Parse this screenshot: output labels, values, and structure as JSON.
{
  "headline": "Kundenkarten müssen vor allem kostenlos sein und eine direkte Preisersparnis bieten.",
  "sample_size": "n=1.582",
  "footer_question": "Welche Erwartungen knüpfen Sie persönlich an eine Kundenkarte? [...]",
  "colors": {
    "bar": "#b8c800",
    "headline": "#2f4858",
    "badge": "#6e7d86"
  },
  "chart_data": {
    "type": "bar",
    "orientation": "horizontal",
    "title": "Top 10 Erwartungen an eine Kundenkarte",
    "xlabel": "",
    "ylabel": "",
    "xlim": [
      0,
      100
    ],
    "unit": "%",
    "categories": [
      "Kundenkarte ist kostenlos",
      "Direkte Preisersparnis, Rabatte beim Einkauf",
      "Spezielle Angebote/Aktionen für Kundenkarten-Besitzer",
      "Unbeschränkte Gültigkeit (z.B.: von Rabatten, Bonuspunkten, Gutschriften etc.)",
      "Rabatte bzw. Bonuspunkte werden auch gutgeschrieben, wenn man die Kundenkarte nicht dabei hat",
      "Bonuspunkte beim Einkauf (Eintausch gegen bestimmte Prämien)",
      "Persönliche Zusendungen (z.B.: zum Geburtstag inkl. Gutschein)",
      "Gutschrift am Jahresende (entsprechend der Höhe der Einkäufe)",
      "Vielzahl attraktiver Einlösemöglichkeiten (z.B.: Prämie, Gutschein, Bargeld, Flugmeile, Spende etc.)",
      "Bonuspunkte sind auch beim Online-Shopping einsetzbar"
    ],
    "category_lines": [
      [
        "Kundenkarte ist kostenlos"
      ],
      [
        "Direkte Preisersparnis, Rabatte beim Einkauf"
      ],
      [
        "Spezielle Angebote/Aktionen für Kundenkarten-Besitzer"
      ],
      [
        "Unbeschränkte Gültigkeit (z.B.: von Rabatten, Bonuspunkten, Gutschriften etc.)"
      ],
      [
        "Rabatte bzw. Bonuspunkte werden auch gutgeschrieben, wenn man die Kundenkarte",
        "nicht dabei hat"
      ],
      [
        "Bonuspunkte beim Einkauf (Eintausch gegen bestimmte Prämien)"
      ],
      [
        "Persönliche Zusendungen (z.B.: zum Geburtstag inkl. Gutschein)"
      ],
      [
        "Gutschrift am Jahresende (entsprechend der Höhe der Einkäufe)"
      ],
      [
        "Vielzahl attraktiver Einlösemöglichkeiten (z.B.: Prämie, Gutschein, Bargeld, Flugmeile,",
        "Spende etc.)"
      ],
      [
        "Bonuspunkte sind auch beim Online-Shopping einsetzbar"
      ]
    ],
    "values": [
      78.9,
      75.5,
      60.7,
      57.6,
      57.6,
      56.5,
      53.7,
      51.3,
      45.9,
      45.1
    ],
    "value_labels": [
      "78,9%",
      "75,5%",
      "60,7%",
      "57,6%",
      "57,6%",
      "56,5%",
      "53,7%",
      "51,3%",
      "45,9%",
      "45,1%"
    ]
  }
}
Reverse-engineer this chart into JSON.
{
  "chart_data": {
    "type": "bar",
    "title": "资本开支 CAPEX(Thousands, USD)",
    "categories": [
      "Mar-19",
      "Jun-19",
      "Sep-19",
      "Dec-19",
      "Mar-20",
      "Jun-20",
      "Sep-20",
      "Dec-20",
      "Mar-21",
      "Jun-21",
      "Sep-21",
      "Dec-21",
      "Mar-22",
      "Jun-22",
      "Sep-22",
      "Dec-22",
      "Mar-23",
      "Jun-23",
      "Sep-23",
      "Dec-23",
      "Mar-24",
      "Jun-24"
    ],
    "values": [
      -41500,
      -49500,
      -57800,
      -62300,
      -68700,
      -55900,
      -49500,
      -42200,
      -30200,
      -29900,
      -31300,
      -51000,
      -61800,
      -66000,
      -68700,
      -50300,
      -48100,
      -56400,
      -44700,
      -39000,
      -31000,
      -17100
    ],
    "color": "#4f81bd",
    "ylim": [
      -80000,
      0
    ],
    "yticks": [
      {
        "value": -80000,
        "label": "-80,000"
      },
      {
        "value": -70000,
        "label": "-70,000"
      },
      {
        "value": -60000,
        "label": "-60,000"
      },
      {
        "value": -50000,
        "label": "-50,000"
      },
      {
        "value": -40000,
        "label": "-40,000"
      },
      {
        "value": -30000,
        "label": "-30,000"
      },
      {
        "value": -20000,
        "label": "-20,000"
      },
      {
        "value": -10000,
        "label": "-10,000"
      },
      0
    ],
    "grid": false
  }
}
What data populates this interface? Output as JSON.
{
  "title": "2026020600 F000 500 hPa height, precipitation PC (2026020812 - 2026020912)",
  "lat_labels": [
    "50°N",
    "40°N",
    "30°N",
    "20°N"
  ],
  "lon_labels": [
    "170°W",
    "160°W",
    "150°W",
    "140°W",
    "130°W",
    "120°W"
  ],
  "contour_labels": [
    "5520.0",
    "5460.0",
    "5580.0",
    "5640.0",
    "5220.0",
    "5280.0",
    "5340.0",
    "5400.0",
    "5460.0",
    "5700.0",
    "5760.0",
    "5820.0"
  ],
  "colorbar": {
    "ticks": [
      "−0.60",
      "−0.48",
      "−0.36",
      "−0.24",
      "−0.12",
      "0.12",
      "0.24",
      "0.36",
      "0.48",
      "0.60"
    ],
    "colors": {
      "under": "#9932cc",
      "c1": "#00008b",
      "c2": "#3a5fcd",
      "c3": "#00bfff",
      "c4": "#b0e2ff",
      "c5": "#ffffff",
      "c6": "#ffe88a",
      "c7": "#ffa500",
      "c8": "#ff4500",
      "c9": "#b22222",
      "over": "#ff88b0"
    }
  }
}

━━━━━━━━━━━━━━━━━━━━

TASK TO CARRY OUT.
Write the data out again in full and exactly.

WRITTEN SOLUTION.
Parse this screenshot: output labels, values, and structure as JSON.
{
  "headline": "Kundenkarten müssen vor allem kostenlos sein und eine direkte Preisersparnis bieten.",
  "sample_size": "n=1.582",
  "footer_question": "Welche Erwartungen knüpfen Sie persönlich an eine Kundenkarte? [...]",
  "colors": {
    "bar": "#b8c800",
    "headline": "#2f4858",
    "badge": "#6e7d86"
  },
  "chart_data": {
    "type": "bar",
    "orientation": "horizontal",
    "title": "Top 10 Erwartungen an eine Kundenkarte",
    "xlabel": "",
    "ylabel": "",
    "xlim": [
      0,
      100
    ],
    "unit": "%",
    "categories": [
      "Kundenkarte ist kostenlos",
      "Direkte Preisersparnis, Rabatte beim Einkauf",
      "Spezielle Angebote/Aktionen für Kundenkarten-Besitzer",
      "Unbeschränkte Gültigkeit (z.B.: von Rabatten, Bonuspunkten, Gutschriften etc.)",
      "Rabatte bzw. Bonuspunkte werden auch gutgeschrieben, wenn man die Kundenkarte nicht dabei hat",
      "Bonuspunkte beim Einkauf (Eintausch gegen bestimmte Prämien)",
      "Persönliche Zusendungen (z.B.: zum Geburtstag inkl. Gutschein)",
      "Gutschrift am Jahresende (entsprechend der Höhe der Einkäufe)",
      "Vielzahl attraktiver Einlösemöglichkeiten (z.B.: Prämie, Gutschein, Bargeld, Flugmeile, Spende etc.)",
      "Bonuspunkte sind auch beim Online-Shopping einsetzbar"
    ],
    "category_lines": [
      [
        "Kundenkarte ist kostenlos"
      ],
      [
        "Direkte Preisersparnis, Rabatte beim Einkauf"
      ],
      [
        "Spezielle Angebote/Aktionen für Kundenkarten-Besitzer"
      ],
      [
        "Unbeschränkte Gültigkeit (z.B.: von Rabatten, Bonuspunkten, Gutschriften etc.)"
      ],
      [
        "Rabatte bzw. Bonuspunkte werden auch gutgeschrieben, wenn man die Kundenkarte",
        "nicht dabei hat"
      ],
      [
        "Bonuspunkte beim Einkauf (Eintausch gegen bestimmte Prämien)"
      ],
      [
        "Persönliche Zusendungen (z.B.: zum Geburtstag inkl. Gutschein)"
      ],
      [
        "Gutschrift am Jahresende (entsprechend der Höhe der Einkäufe)"
      ],
      [
        "Vielzahl attraktiver Einlösemöglichkeiten (z.B.: Prämie, Gutschein, Bargeld, Flugmeile,",
        "Spende etc.)"
      ],
      [
        "Bonuspunkte sind auch beim Online-Shopping einsetzbar"
      ]
    ],
    "values": [
      78.9,
      75.5,
      60.7,
      57.6,
      57.6,
      56.5,
      53.7,
      51.3,
      45.9,
      45.1
    ],
    "value_labels": [
      "78,9%",
      "75,5%",
      "60,7%",
      "57,6%",
      "57,6%",
      "56,5%",
      "53,7%",
      "51,3%",
      "45,9%",
      "45,1%"
    ]
  }
}
Reverse-engineer this chart into JSON.
{
  "chart_data": {
    "type": "bar",
    "title": "资本开支 CAPEX(Thousands, USD)",
    "categories": [
      "Mar-19",
      "Jun-19",
      "Sep-19",
      "Dec-19",
      "Mar-20",
      "Jun-20",
      "Sep-20",
      "Dec-20",
      "Mar-21",
      "Jun-21",
      "Sep-21",
      "Dec-21",
      "Mar-22",
      "Jun-22",
      "Sep-22",
      "Dec-22",
      "Mar-23",
      "Jun-23",
      "Sep-23",
      "Dec-23",
      "Mar-24",
      "Jun-24"
    ],
    "values": [
      -41500,
      -49500,
      -57800,
      -62300,
      -68700,
      -55900,
      -49500,
      -42200,
      -30200,
      -29900,
      -31300,
      -51000,
      -61800,
      -66000,
      -68700,
      -50300,
      -48100,
      -56400,
      -44700,
      -39000,
      -31000,
      -17100
    ],
    "color": "#4f81bd",
    "ylim": [
      -80000,
      0
    ],
    "yticks": [
      {
        "value": -80000,
        "label": "-80,000"
      },
      {
        "value": -70000,
        "label": "-70,000"
      },
      {
        "value": -60000,
        "label": "-60,000"
      },
      {
        "value": -50000,
        "label": "-50,000"
      },
      {
        "value": -40000,
        "label": "-40,000"
      },
      {
        "value": -30000,
        "label": "-30,000"
      },
      {
        "value": -20000,
        "label": "-20,000"
      },
      {
        "value": -10000,
        "label": "-10,000"
      },
      0
    ],
    "grid": false
  }
}
What data populates this interface? Output as JSON.
{
  "title": "2026020600 F000 500 hPa height, precipitation PC (2026020812 - 2026020912)",
  "lat_labels": [
    "50°N",
    "40°N",
    "30°N",
    "20°N"
  ],
  "lon_labels": [
    "170°W",
    "160°W",
    "150°W",
    "140°W",
    "130°W",
    "120°W"
  ],
  "contour_labels": [
    "5520.0",
    "5460.0",
    "5580.0",
    "5640.0",
    "5220.0",
    "5280.0",
    "5340.0",
    "5400.0",
    "5460.0",
    "5700.0",
    "5760.0",
    "5820.0"
  ],
  "colorbar": {
    "ticks": [
      "−0.60",
      "−0.48",
      "−0.36",
      "−0.24",
      "−0.12",
      "0.12",
      "0.24",
      "0.36",
      "0.48",
      "0.60"
    ],
    "colors": {
      "under": "#9932cc",
      "c1": "#00008b",
      "c2": "#3a5fcd",
      "c3": "#00bfff",
      "c4": "#b0e2ff",
      "c5": "#ffffff",
      "c6": "#ffe88a",
      "c7": "#ffa500",
      "c8": "#ff4500",
      "c9": "#b22222",
      "over": "#ff88b0"
    }
  }
}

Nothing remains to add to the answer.